Dataset.
━━━━━━━━━━━━━━━━━━━━━━━━━━━━━━
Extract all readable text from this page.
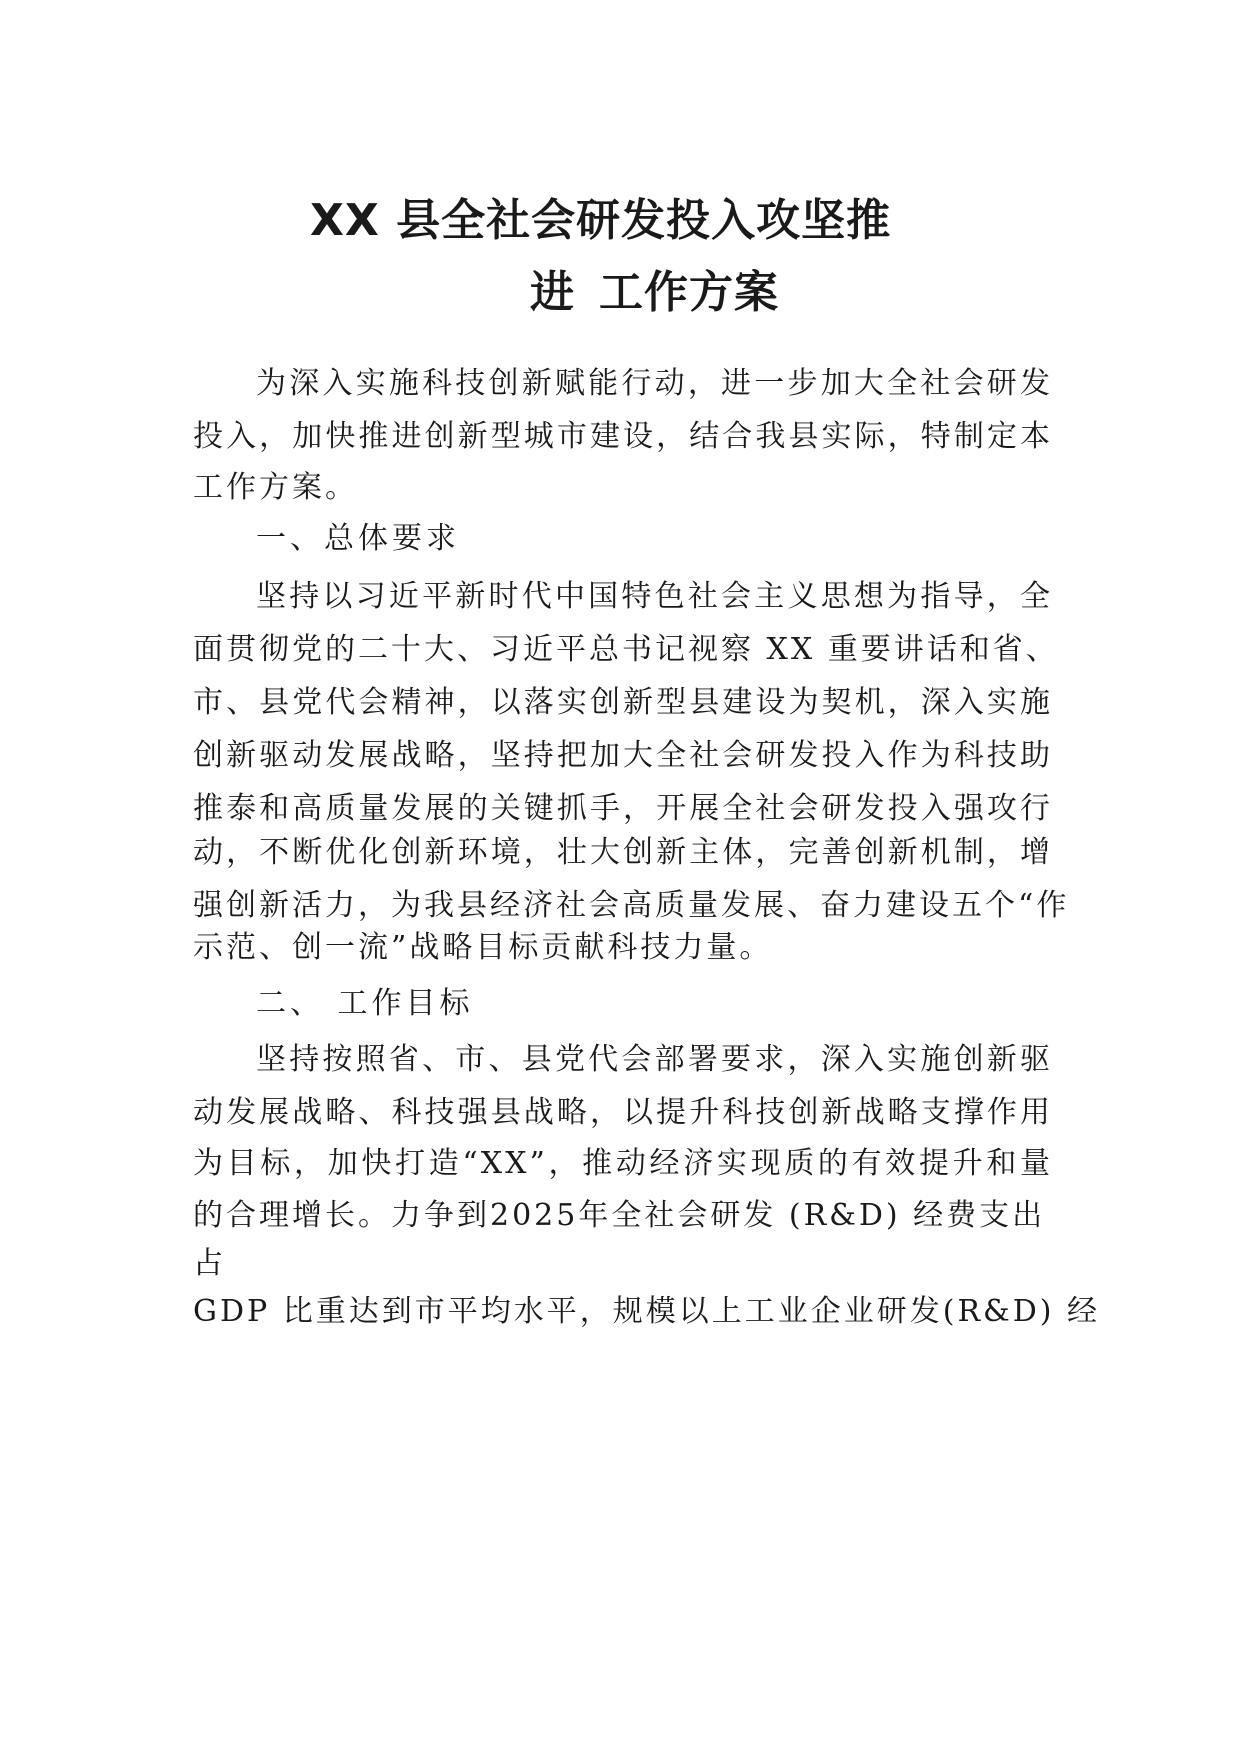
XX 县全社会研发投入攻坚推
进 工作方案
为深入实施科技创新赋能行动，进一步加大全社会研发
投入，加快推进创新型城市建设，结合我县实际，特制定本
工作方案。
一、总体要求
坚持以习近平新时代中国特色社会主义思想为指导，全
面贯彻党的二十大、习近平总书记视察 XX 重要讲话和省、
市、县党代会精神，以落实创新型县建设为契机，深入实施
创新驱动发展战略，坚持把加大全社会研发投入作为科技助
推泰和高质量发展的关键抓手，开展全社会研发投入强攻行
动，不断优化创新环境，壮大创新主体，完善创新机制，增
强创新活力，为我县经济社会高质量发展、奋力建设五个“作
示范、创一流”战略目标贡献科技力量。
二、 工作目标
坚持按照省、市、县党代会部署要求，深入实施创新驱
动发展战略、科技强县战略，以提升科技创新战略支撑作用
为目标，加快打造“XX”，推动经济实现质的有效提升和量
的合理增长。力争到2025年全社会研发 (R&D) 经费支出
占
GDP 比重达到市平均水平，规模以上工业企业研发(R&D) 经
━━━━━━━━━━━━━━━━━━━━━━━━━━━━━━
To do. Make an exact copy of every entry above, minus the images.

Result.
Extract all readable text from this page.
XX 县全社会研发投入攻坚推
进 工作方案
为深入实施科技创新赋能行动，进一步加大全社会研发
投入，加快推进创新型城市建设，结合我县实际，特制定本
工作方案。
一、总体要求
坚持以习近平新时代中国特色社会主义思想为指导，全
面贯彻党的二十大、习近平总书记视察 XX 重要讲话和省、
市、县党代会精神，以落实创新型县建设为契机，深入实施
创新驱动发展战略，坚持把加大全社会研发投入作为科技助
推泰和高质量发展的关键抓手，开展全社会研发投入强攻行
动，不断优化创新环境，壮大创新主体，完善创新机制，增
强创新活力，为我县经济社会高质量发展、奋力建设五个“作
示范、创一流”战略目标贡献科技力量。
二、 工作目标
坚持按照省、市、县党代会部署要求，深入实施创新驱
动发展战略、科技强县战略，以提升科技创新战略支撑作用
为目标，加快打造“XX”，推动经济实现质的有效提升和量
的合理增长。力争到2025年全社会研发 (R&D) 经费支出
占
GDP 比重达到市平均水平，规模以上工业企业研发(R&D) 经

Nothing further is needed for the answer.